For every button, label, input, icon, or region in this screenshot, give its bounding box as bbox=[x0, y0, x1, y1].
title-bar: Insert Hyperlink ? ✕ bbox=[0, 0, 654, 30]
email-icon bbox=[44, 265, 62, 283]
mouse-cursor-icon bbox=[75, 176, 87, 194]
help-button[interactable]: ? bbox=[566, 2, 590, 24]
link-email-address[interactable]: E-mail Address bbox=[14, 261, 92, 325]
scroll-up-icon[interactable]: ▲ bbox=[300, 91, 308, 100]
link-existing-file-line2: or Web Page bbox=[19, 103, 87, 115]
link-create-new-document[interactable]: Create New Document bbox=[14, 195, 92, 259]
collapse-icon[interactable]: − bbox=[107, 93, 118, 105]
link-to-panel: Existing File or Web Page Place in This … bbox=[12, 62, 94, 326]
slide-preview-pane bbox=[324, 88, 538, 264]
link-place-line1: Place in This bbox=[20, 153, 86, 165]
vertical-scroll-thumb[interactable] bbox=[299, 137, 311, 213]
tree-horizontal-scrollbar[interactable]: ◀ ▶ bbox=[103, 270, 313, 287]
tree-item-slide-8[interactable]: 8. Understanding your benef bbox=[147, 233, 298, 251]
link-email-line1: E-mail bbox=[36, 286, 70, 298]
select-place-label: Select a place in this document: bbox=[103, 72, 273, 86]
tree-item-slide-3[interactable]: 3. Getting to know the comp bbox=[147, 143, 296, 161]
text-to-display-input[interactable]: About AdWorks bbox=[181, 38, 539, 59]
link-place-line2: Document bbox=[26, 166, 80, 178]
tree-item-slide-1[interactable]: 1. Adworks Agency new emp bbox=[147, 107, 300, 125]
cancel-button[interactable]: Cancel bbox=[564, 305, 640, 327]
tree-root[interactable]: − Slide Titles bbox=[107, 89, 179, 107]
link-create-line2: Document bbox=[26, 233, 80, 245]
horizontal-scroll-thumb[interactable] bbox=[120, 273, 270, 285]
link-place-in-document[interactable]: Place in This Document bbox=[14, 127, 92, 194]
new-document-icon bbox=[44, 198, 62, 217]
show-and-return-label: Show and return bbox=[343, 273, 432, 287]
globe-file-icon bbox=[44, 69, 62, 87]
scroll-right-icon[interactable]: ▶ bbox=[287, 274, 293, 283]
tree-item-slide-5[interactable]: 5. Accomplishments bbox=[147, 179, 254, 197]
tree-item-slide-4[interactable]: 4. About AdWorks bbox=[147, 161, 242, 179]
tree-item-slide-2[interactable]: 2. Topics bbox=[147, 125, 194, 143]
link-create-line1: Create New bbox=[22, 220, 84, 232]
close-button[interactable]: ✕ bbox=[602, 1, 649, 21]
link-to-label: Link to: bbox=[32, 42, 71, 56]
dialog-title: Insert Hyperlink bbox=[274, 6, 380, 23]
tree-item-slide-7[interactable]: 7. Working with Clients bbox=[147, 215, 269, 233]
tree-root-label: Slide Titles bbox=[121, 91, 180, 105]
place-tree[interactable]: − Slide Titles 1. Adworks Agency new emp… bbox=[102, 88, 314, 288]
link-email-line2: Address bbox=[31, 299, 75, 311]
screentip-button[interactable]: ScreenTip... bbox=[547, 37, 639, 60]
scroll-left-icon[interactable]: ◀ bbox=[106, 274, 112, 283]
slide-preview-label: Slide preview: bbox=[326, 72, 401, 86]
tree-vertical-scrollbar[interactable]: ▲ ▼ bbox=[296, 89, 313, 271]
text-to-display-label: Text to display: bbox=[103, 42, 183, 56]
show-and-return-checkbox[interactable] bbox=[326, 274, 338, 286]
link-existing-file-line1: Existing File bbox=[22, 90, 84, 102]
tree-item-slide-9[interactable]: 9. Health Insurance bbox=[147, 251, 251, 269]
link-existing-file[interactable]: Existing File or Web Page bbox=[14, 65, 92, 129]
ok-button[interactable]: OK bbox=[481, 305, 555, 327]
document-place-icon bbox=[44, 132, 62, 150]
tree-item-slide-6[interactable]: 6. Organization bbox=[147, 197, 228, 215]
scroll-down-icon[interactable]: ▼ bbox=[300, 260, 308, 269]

□ □ □ □

List each of the lines above that contains the string "preview".

slide-preview-pane bbox=[324, 88, 538, 264]
slide-preview-label: Slide preview: bbox=[326, 72, 401, 86]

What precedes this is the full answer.